## Directions for this task
Make an exact copy of all the entries below, with the pictures left out.

"""

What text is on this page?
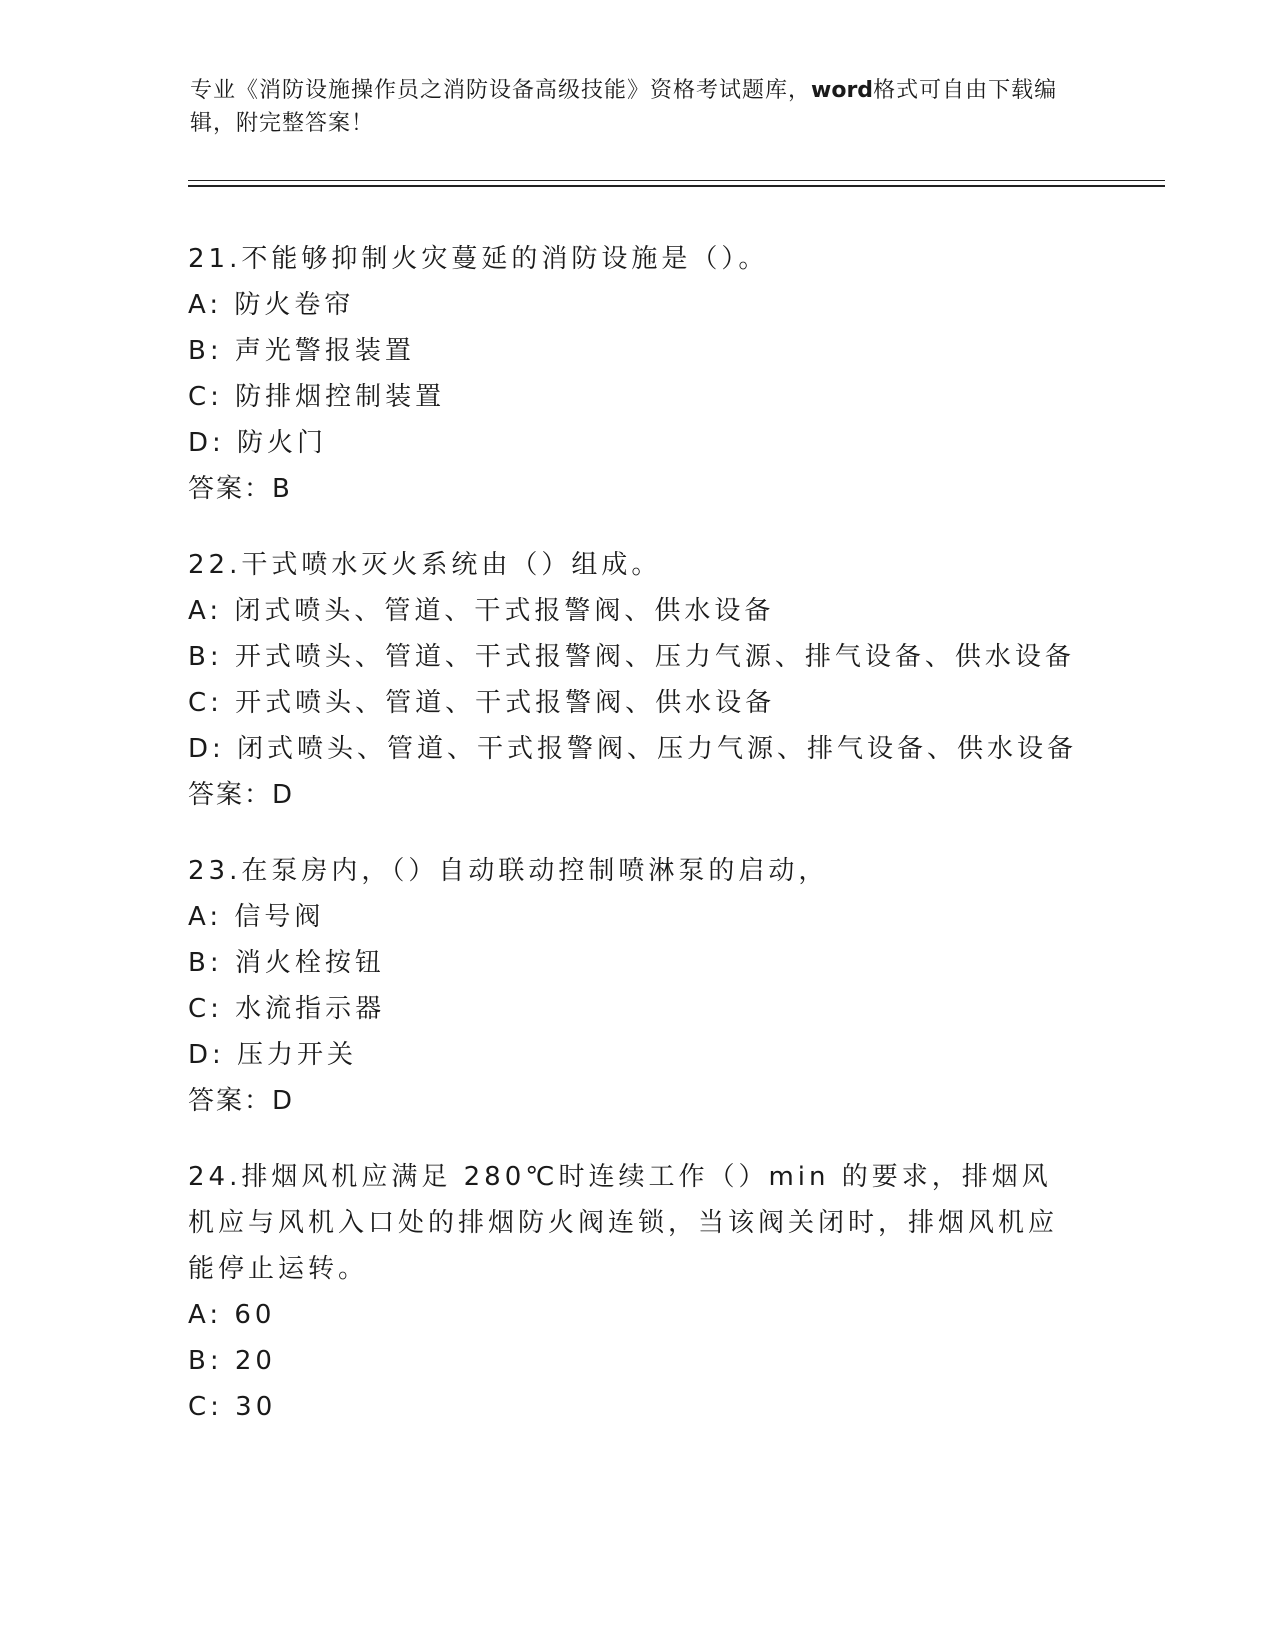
专业《消防设施操作员之消防设备高级技能》资格考试题库，word格式可自由下载编辑，附完整答案！
21.不能够抑制火灾蔓延的消防设施是（）。
A: 防火卷帘
B: 声光警报装置
C: 防排烟控制装置
D: 防火门
答案：B
22.干式喷水灭火系统由（）组成。
A: 闭式喷头、管道、干式报警阀、供水设备
B: 开式喷头、管道、干式报警阀、压力气源、排气设备、供水设备
C: 开式喷头、管道、干式报警阀、供水设备
D: 闭式喷头、管道、干式报警阀、压力气源、排气设备、供水设备
答案：D
23.在泵房内，（）自动联动控制喷淋泵的启动，
A: 信号阀
B: 消火栓按钮
C: 水流指示器
D: 压力开关
答案：D
24.排烟风机应满足 280℃时连续工作（）min 的要求，排烟风机应与风机入口处的排烟防火阀连锁，当该阀关闭时，排烟风机应能停止运转。
A: 60
B: 20
C: 30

"""

## Response to this task
What text is on this page?
专业《消防设施操作员之消防设备高级技能》资格考试题库，word格式可自由下载编辑，附完整答案！
21.不能够抑制火灾蔓延的消防设施是（）。
A: 防火卷帘
B: 声光警报装置
C: 防排烟控制装置
D: 防火门
答案：B
22.干式喷水灭火系统由（）组成。
A: 闭式喷头、管道、干式报警阀、供水设备
B: 开式喷头、管道、干式报警阀、压力气源、排气设备、供水设备
C: 开式喷头、管道、干式报警阀、供水设备
D: 闭式喷头、管道、干式报警阀、压力气源、排气设备、供水设备
答案：D
23.在泵房内，（）自动联动控制喷淋泵的启动，
A: 信号阀
B: 消火栓按钮
C: 水流指示器
D: 压力开关
答案：D
24.排烟风机应满足 280℃时连续工作（）min 的要求，排烟风机应与风机入口处的排烟防火阀连锁，当该阀关闭时，排烟风机应能停止运转。
A: 60
B: 20
C: 30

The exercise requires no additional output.